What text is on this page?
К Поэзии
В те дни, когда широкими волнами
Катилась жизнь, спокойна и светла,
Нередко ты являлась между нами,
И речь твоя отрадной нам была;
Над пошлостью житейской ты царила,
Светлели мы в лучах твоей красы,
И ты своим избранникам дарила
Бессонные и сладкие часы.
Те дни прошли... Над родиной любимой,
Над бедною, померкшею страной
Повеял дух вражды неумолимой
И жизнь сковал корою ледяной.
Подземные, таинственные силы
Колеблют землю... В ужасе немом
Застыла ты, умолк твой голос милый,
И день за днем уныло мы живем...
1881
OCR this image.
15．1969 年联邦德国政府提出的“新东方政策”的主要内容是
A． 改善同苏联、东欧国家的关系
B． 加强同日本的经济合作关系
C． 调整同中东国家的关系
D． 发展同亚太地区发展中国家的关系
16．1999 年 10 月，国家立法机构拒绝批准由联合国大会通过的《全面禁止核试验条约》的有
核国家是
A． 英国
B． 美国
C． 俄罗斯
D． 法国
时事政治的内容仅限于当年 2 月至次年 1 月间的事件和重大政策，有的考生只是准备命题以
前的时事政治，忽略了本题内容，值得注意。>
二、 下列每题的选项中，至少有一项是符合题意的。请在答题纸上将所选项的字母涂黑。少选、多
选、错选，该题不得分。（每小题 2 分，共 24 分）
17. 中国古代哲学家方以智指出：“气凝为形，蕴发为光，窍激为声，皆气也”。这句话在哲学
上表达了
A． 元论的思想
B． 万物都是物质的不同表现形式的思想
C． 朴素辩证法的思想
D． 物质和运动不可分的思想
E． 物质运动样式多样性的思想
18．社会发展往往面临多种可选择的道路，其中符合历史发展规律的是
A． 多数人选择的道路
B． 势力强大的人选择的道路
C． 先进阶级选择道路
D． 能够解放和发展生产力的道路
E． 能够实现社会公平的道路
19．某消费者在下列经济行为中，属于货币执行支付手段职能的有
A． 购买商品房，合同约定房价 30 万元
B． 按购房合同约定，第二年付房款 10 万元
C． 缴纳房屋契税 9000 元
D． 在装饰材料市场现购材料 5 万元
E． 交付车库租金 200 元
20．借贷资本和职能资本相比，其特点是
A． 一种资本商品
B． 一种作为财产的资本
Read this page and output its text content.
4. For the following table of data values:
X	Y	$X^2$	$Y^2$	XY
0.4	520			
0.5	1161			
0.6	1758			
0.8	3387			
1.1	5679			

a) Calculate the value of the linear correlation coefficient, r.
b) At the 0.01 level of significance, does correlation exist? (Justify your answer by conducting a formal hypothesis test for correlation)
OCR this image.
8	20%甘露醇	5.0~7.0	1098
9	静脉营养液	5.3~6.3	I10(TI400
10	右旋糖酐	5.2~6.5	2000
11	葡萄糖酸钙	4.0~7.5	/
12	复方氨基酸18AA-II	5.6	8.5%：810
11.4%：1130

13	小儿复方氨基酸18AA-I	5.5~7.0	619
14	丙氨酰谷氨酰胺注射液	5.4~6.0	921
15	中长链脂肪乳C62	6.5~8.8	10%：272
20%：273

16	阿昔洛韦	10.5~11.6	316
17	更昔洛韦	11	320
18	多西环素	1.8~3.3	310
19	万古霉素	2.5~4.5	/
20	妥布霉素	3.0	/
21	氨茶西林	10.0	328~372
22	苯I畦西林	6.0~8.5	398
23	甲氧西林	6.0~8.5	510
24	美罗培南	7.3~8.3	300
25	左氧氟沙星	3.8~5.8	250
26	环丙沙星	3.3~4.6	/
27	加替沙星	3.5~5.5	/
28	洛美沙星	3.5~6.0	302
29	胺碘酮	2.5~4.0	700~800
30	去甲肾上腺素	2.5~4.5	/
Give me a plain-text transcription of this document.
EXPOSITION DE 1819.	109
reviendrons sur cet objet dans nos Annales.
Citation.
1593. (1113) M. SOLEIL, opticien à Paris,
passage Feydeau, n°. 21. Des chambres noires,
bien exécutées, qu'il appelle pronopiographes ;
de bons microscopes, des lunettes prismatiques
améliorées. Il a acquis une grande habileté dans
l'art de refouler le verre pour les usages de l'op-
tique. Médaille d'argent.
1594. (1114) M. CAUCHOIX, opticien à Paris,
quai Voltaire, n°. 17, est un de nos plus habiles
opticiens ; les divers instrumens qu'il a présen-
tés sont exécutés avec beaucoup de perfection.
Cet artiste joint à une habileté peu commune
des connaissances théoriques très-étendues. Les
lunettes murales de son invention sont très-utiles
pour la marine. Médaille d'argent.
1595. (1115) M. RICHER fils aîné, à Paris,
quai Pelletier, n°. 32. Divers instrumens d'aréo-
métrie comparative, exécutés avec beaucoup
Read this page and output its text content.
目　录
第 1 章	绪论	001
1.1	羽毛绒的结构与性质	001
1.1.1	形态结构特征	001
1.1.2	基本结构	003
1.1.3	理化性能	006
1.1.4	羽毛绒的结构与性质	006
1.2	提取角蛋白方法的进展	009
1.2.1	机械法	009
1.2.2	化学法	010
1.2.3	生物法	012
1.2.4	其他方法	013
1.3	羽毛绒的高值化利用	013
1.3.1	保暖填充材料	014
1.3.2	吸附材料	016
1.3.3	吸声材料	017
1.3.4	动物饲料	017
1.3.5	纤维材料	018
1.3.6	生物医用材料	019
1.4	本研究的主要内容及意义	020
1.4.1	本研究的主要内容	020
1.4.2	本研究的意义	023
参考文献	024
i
********
*Stated exercise*. Using the listing above, gather each line that holds the string "Médaille" and copy it.

*Task result*.
tique. Médaille d'argent.
pour la marine. Médaille d'argent.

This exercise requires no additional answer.